--- START ---

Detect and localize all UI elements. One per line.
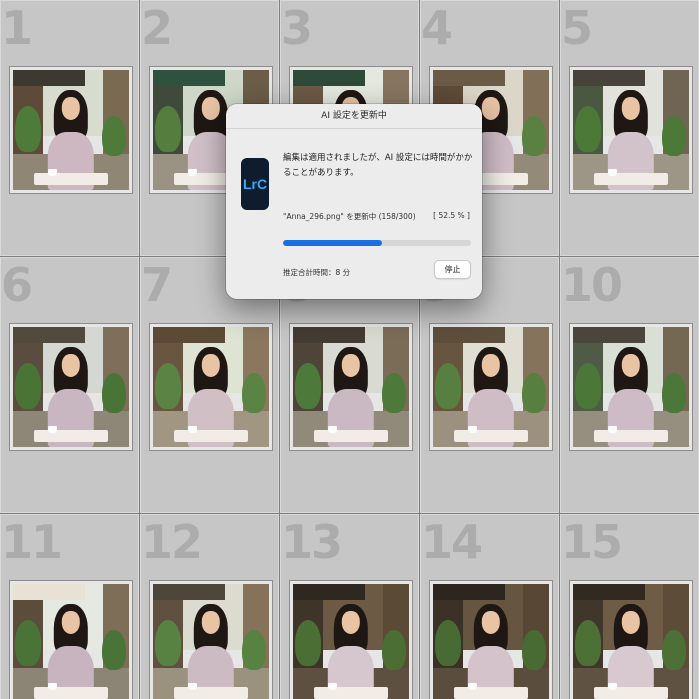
- thumbnail-image: [153, 584, 269, 699]
- dialog-message: 編集は適用されましたが、AI 設定には時間がかかることがあります。: [283, 153, 473, 178]
- thumbnail-image: [433, 327, 549, 447]
- thumbnail-image: [573, 70, 689, 190]
- photo-thumbnail[interactable]: [9, 323, 133, 451]
- photo-thumbnail[interactable]: [149, 323, 273, 451]
- progress-bar: [283, 240, 471, 246]
- status-row: "Anna_296.png" を更新中 (158/300) [ 52.5 % ]: [283, 211, 470, 222]
- cell-index-number: 10: [561, 258, 623, 312]
- photo-thumbnail[interactable]: [149, 580, 273, 699]
- grid-cell[interactable]: 5: [560, 0, 699, 256]
- cell-index-number: 5: [561, 1, 593, 55]
- progress-bar-fill: [283, 240, 382, 246]
- thumbnail-image: [293, 327, 409, 447]
- cell-index-number: 13: [281, 515, 343, 569]
- percent-text: [ 52.5 % ]: [433, 211, 470, 220]
- thumbnail-image: [13, 584, 129, 699]
- cell-index-number: 7: [141, 258, 173, 312]
- lightroom-classic-app-icon: LrC: [241, 158, 269, 210]
- cell-index-number: 12: [141, 515, 203, 569]
- thumbnail-image: [433, 584, 549, 699]
- thumbnail-image: [573, 584, 689, 699]
- grid-cell[interactable]: 14: [420, 514, 559, 699]
- photo-thumbnail[interactable]: [289, 323, 413, 451]
- cell-index-number: 6: [1, 258, 33, 312]
- cell-index-number: 15: [561, 515, 623, 569]
- photo-thumbnail[interactable]: [569, 323, 693, 451]
- grid-cell[interactable]: 11: [0, 514, 139, 699]
- grid-cell[interactable]: 15: [560, 514, 699, 699]
- cell-index-number: 14: [421, 515, 483, 569]
- estimated-time: 推定合計時間：8 分: [283, 268, 351, 277]
- thumbnail-image: [13, 70, 129, 190]
- thumbnail-image: [293, 584, 409, 699]
- cell-index-number: 1: [1, 1, 33, 55]
- stop-button[interactable]: 停止: [434, 260, 471, 279]
- photo-thumbnail[interactable]: [429, 323, 553, 451]
- photo-thumbnail[interactable]: [569, 66, 693, 194]
- photo-thumbnail[interactable]: [289, 580, 413, 699]
- grid-cell[interactable]: 12: [140, 514, 279, 699]
- cell-index-number: 3: [281, 1, 313, 55]
- cell-index-number: 4: [421, 1, 453, 55]
- update-ai-settings-dialog: AI 設定を更新中 LrC 編集は適用されましたが、AI 設定には時間がかかるこ…: [226, 104, 482, 299]
- status-text: "Anna_296.png" を更新中 (158/300): [283, 212, 416, 221]
- thumbnail-image: [153, 327, 269, 447]
- dialog-title: AI 設定を更新中: [226, 104, 482, 129]
- photo-thumbnail[interactable]: [429, 580, 553, 699]
- grid-cell[interactable]: 10: [560, 257, 699, 513]
- cell-index-number: 11: [1, 515, 63, 569]
- photo-thumbnail[interactable]: [569, 580, 693, 699]
- cell-index-number: 2: [141, 1, 173, 55]
- photo-thumbnail[interactable]: [9, 66, 133, 194]
- thumbnail-image: [573, 327, 689, 447]
- grid-cell[interactable]: 1: [0, 0, 139, 256]
- thumbnail-image: [13, 327, 129, 447]
- grid-cell[interactable]: 6: [0, 257, 139, 513]
- photo-thumbnail[interactable]: [9, 580, 133, 699]
- grid-cell[interactable]: 13: [280, 514, 419, 699]
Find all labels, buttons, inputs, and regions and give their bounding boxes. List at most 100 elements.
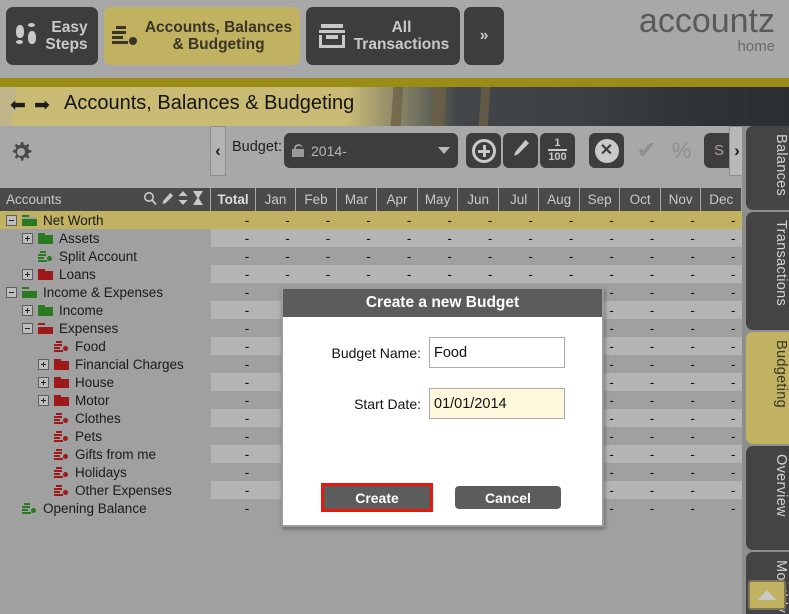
value-cell[interactable]: - [701,463,742,481]
column-header-jan[interactable]: Jan [255,188,297,211]
value-cell[interactable]: - [211,283,256,301]
value-cell[interactable]: - [210,337,256,355]
value-cell[interactable]: - [417,211,458,229]
column-header-mar[interactable]: Mar [336,188,378,211]
table-row[interactable]: Assets - - - - - - - - - - - - - [0,229,742,247]
account-cell[interactable]: Clothes [0,409,211,427]
value-cell[interactable]: - [457,211,499,229]
value-cell[interactable]: - [660,499,701,517]
value-cell[interactable]: - [619,373,661,391]
value-cell[interactable]: - [255,229,296,247]
value-cell[interactable]: - [538,265,580,283]
value-cell[interactable]: - [619,481,661,499]
column-header-nov[interactable]: Nov [660,188,702,211]
value-cell[interactable]: - [377,247,418,265]
table-row[interactable]: Net Worth - - - - - - - - - - - - - [0,211,742,229]
value-cell[interactable]: - [457,265,499,283]
value-cell[interactable]: - [417,247,458,265]
value-cell[interactable]: - [701,283,742,301]
value-cell[interactable]: - [211,319,256,337]
value-cell[interactable]: - [700,481,742,499]
value-cell[interactable]: - [296,247,337,265]
decimal-precision-button[interactable]: 1 100 [540,133,575,168]
column-header-feb[interactable]: Feb [295,188,337,211]
table-row[interactable]: Split Account - - - - - - - - - - - - - [0,247,742,265]
account-cell[interactable]: Split Account [0,247,211,265]
value-cell[interactable]: - [619,301,661,319]
value-cell[interactable]: - [700,337,742,355]
value-cell[interactable]: - [701,499,742,517]
value-cell[interactable]: - [620,463,661,481]
collapse-icon[interactable] [22,322,33,334]
value-cell[interactable]: - [498,265,539,283]
account-cell[interactable]: Food [0,337,211,355]
column-header-dec[interactable]: Dec [700,188,742,211]
collapse-icon[interactable] [6,286,17,298]
delete-budget-button[interactable]: ✕ [589,133,624,168]
value-cell[interactable]: - [579,247,620,265]
account-cell[interactable]: Pets [0,427,211,445]
edit-budget-button[interactable] [503,133,538,168]
account-cell[interactable]: Income & Expenses [0,283,211,301]
value-cell[interactable]: - [336,229,377,247]
value-cell[interactable]: - [458,247,499,265]
search-icon[interactable] [143,191,157,208]
value-cell[interactable]: - [660,337,701,355]
confirm-button[interactable]: ✔ [629,133,664,168]
accounts-column-header[interactable]: Accounts [0,188,212,211]
value-cell[interactable]: - [336,247,377,265]
value-cell[interactable]: - [700,265,742,283]
value-cell[interactable]: - [620,283,661,301]
value-cell[interactable]: - [210,265,256,283]
value-cell[interactable]: - [660,427,701,445]
value-cell[interactable]: - [620,427,661,445]
percent-button[interactable]: % [664,133,699,168]
value-cell[interactable]: - [660,211,701,229]
account-cell[interactable]: Income [0,301,211,319]
side-tab-balances[interactable]: Balances [746,126,789,210]
table-row[interactable]: Loans - - - - - - - - - - - - - [0,265,742,283]
value-cell[interactable]: - [701,391,742,409]
value-cell[interactable]: - [620,355,661,373]
column-header-jun[interactable]: Jun [457,188,499,211]
value-cell[interactable]: - [336,211,377,229]
cancel-button[interactable]: Cancel [455,486,561,509]
add-budget-button[interactable] [466,133,501,168]
value-cell[interactable]: - [700,409,742,427]
expand-icon[interactable] [22,268,33,280]
value-cell[interactable]: - [538,211,580,229]
value-cell[interactable]: - [701,319,742,337]
column-header-oct[interactable]: Oct [619,188,661,211]
collapse-left-chevron-icon[interactable]: ‹ [210,126,226,176]
value-cell[interactable]: - [210,373,256,391]
value-cell[interactable]: - [498,211,539,229]
value-cell[interactable]: - [660,373,701,391]
value-cell[interactable]: - [619,211,661,229]
value-cell[interactable]: - [539,247,580,265]
value-cell[interactable]: - [700,301,742,319]
value-cell[interactable]: - [619,229,661,247]
expand-icon[interactable] [22,232,33,244]
value-cell[interactable]: - [579,265,620,283]
expand-icon[interactable] [38,376,49,388]
value-cell[interactable]: - [295,211,337,229]
value-cell[interactable]: - [211,391,256,409]
value-cell[interactable]: - [701,247,742,265]
value-cell[interactable]: - [295,229,337,247]
value-cell[interactable]: - [538,229,580,247]
value-cell[interactable]: - [660,301,701,319]
value-cell[interactable]: - [417,265,458,283]
nav-button-more[interactable]: » [464,7,504,65]
gear-icon[interactable] [8,139,34,165]
budget-select[interactable]: 2014- [284,133,458,168]
nav-button-easy-steps[interactable]: Easy Steps [6,7,98,65]
account-cell[interactable]: Assets [0,229,211,247]
value-cell[interactable]: - [376,265,418,283]
account-cell[interactable]: Holidays [0,463,211,481]
value-cell[interactable]: - [660,319,701,337]
value-cell[interactable]: - [210,301,256,319]
scroll-up-button[interactable] [748,580,786,610]
value-cell[interactable]: - [211,463,256,481]
collapse-icon[interactable] [6,214,17,226]
value-cell[interactable]: - [660,265,701,283]
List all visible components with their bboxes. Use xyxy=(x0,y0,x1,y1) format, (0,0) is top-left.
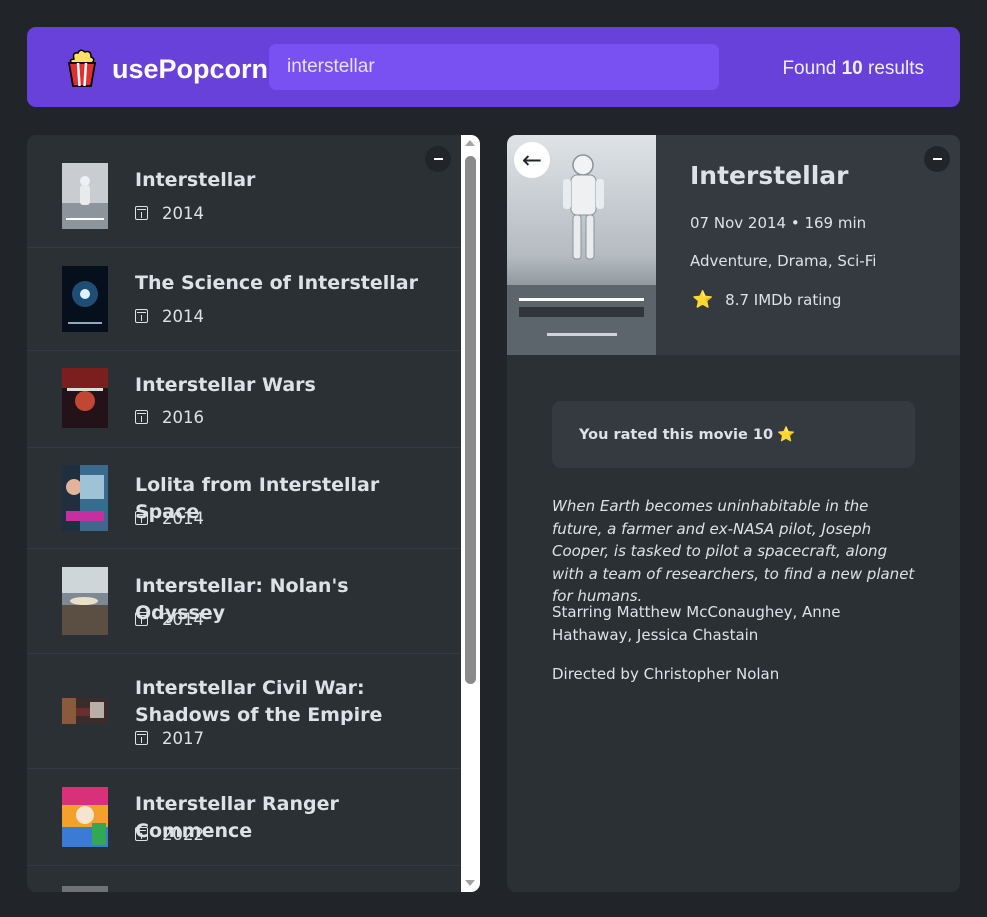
details-meta: 07 Nov 2014 • 169 min xyxy=(690,214,867,232)
details-title: Interstellar xyxy=(690,161,849,190)
movie-list: Interstellar 2014 The Science of Interst… xyxy=(27,135,461,892)
movie-year-text: 2016 xyxy=(162,407,204,427)
movie-list-item[interactable]: Interstellar: Nolan's Odyssey 2014 xyxy=(27,549,461,654)
movie-title: Interstellar xyxy=(135,169,256,191)
movie-year-text: 2022– xyxy=(162,824,213,844)
movie-poster xyxy=(62,698,108,724)
movie-list-item[interactable] xyxy=(27,866,461,892)
calendar-icon xyxy=(135,206,148,220)
scroll-up-arrow-icon[interactable] xyxy=(465,140,475,146)
movie-title: Interstellar Wars xyxy=(135,374,316,396)
results-prefix: Found xyxy=(782,58,842,79)
movie-list-item[interactable]: Interstellar 2014 xyxy=(27,135,461,248)
movie-list-item[interactable]: Interstellar Wars 2016 xyxy=(27,351,461,448)
scrollbar-thumb[interactable] xyxy=(465,156,476,684)
user-rating-box: You rated this movie 10 ⭐ xyxy=(552,401,915,468)
movie-list-item[interactable]: Interstellar Civil War: Shadows of the E… xyxy=(27,654,461,769)
star-icon: ⭐ xyxy=(692,290,714,310)
imdb-rating-text: 8.7 IMDb rating xyxy=(725,291,842,309)
movie-year: 2017 xyxy=(135,727,204,749)
popcorn-icon xyxy=(67,49,97,87)
calendar-icon xyxy=(135,827,148,841)
movie-year: 2014 xyxy=(135,305,204,327)
movie-year: 2014 xyxy=(135,507,204,529)
movie-year: 2014 xyxy=(135,608,204,630)
movie-plot: When Earth becomes uninhabitable in the … xyxy=(552,497,915,605)
results-suffix: results xyxy=(862,58,924,79)
movie-year: 2016 xyxy=(135,406,204,428)
movie-director: Directed by Christopher Nolan xyxy=(552,665,780,683)
movie-starring: Starring Matthew McConaughey, Anne Hatha… xyxy=(552,603,841,644)
arrow-left-icon: ← xyxy=(521,146,543,174)
movie-poster xyxy=(62,465,108,531)
movie-list-item[interactable]: Interstellar Ranger Commence 2022– xyxy=(27,769,461,866)
details-header: ← Interstellar 07 Nov 2014 • 169 min Adv… xyxy=(507,135,960,355)
calendar-icon xyxy=(135,731,148,745)
movie-poster xyxy=(62,163,108,229)
movie-title: Interstellar Civil War: Shadows of the E… xyxy=(135,677,383,726)
logo-text: usePopcorn xyxy=(112,54,269,84)
movie-poster xyxy=(62,886,108,892)
list-scrollbar[interactable] xyxy=(461,135,480,892)
user-rating-text: You rated this movie 10 xyxy=(579,426,774,443)
calendar-icon xyxy=(135,612,148,626)
collapse-list-button[interactable] xyxy=(425,146,451,172)
calendar-icon xyxy=(135,410,148,424)
movie-year-text: 2017 xyxy=(162,728,204,748)
details-rating: ⭐ 8.7 IMDb rating xyxy=(690,290,841,310)
search-input[interactable] xyxy=(269,44,719,90)
results-count: Found 10 results xyxy=(782,58,924,80)
details-genre: Adventure, Drama, Sci-Fi xyxy=(690,252,877,270)
star-icon: ⭐ xyxy=(777,427,796,443)
movie-year-text: 2014 xyxy=(162,609,204,629)
logo: usePopcorn xyxy=(65,49,268,89)
movie-poster xyxy=(62,266,108,332)
calendar-icon xyxy=(135,309,148,323)
movie-poster xyxy=(62,787,108,847)
calendar-icon xyxy=(135,511,148,525)
nav-bar: usePopcorn Found 10 results xyxy=(27,27,960,107)
movie-list-item[interactable]: Lolita from Interstellar Space 2014 xyxy=(27,448,461,549)
movie-year: 2022– xyxy=(135,823,212,845)
collapse-details-button[interactable] xyxy=(924,146,950,172)
movie-list-box: Interstellar 2014 The Science of Interst… xyxy=(27,135,480,892)
back-button[interactable]: ← xyxy=(514,142,550,178)
results-number: 10 xyxy=(841,58,863,79)
movie-year-text: 2014 xyxy=(162,306,204,326)
movie-poster xyxy=(62,567,108,635)
movie-year-text: 2014 xyxy=(162,203,204,223)
movie-title: The Science of Interstellar xyxy=(135,272,418,294)
movie-poster xyxy=(62,368,108,428)
movie-year: 2014 xyxy=(135,202,204,224)
movie-year-text: 2014 xyxy=(162,508,204,528)
scroll-down-arrow-icon[interactable] xyxy=(465,880,475,886)
movie-list-item[interactable]: The Science of Interstellar 2014 xyxy=(27,248,461,351)
movie-details-box: ← Interstellar 07 Nov 2014 • 169 min Adv… xyxy=(507,135,960,892)
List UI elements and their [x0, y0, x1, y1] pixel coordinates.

--- END ---

Starting with the line containing "- thumbnail-image: [153, 584, 269, 699]" and going on through the line containing "- grid-cell[interactable]: 12: [140, 514, 279, 699]", write those lines out again with "photo-thumbnail" switched to "photo-tile" and nothing else altered.

- thumbnail-image: [153, 584, 269, 699]
- dialog-message: 編集は適用されましたが、AI 設定には時間がかかることがあります。: [283, 153, 473, 178]
- thumbnail-image: [433, 327, 549, 447]
- thumbnail-image: [573, 70, 689, 190]
- photo-tile[interactable]: [9, 323, 133, 451]
- photo-tile[interactable]: [149, 323, 273, 451]
- progress-bar: [283, 240, 471, 246]
- status-row: "Anna_296.png" を更新中 (158/300) [ 52.5 % ]: [283, 211, 470, 222]
- cell-index-number: 10: [561, 258, 623, 312]
- photo-tile[interactable]: [149, 580, 273, 699]
- grid-cell[interactable]: 5: [560, 0, 699, 256]
- cell-index-number: 5: [561, 1, 593, 55]
- progress-bar-fill: [283, 240, 382, 246]
- thumbnail-image: [293, 327, 409, 447]
- cell-index-number: 13: [281, 515, 343, 569]
- percent-text: [ 52.5 % ]: [433, 211, 470, 220]
- thumbnail-image: [13, 584, 129, 699]
- cell-index-number: 7: [141, 258, 173, 312]
- lightroom-classic-app-icon: LrC: [241, 158, 269, 210]
- cell-index-number: 12: [141, 515, 203, 569]
- thumbnail-image: [433, 584, 549, 699]
- thumbnail-image: [573, 584, 689, 699]
- grid-cell[interactable]: 14: [420, 514, 559, 699]
- photo-tile[interactable]: [289, 323, 413, 451]
- cell-index-number: 6: [1, 258, 33, 312]
- cell-index-number: 15: [561, 515, 623, 569]
- photo-tile[interactable]: [569, 323, 693, 451]
- grid-cell[interactable]: 11: [0, 514, 139, 699]
- grid-cell[interactable]: 15: [560, 514, 699, 699]
- cell-index-number: 14: [421, 515, 483, 569]
- estimated-time: 推定合計時間：8 分: [283, 268, 351, 277]
- thumbnail-image: [13, 70, 129, 190]
- thumbnail-image: [293, 584, 409, 699]
- cell-index-number: 1: [1, 1, 33, 55]
- stop-button[interactable]: 停止: [434, 260, 471, 279]
- photo-tile[interactable]: [429, 323, 553, 451]
- photo-tile[interactable]: [569, 66, 693, 194]
- photo-tile[interactable]: [289, 580, 413, 699]
- grid-cell[interactable]: 12: [140, 514, 279, 699]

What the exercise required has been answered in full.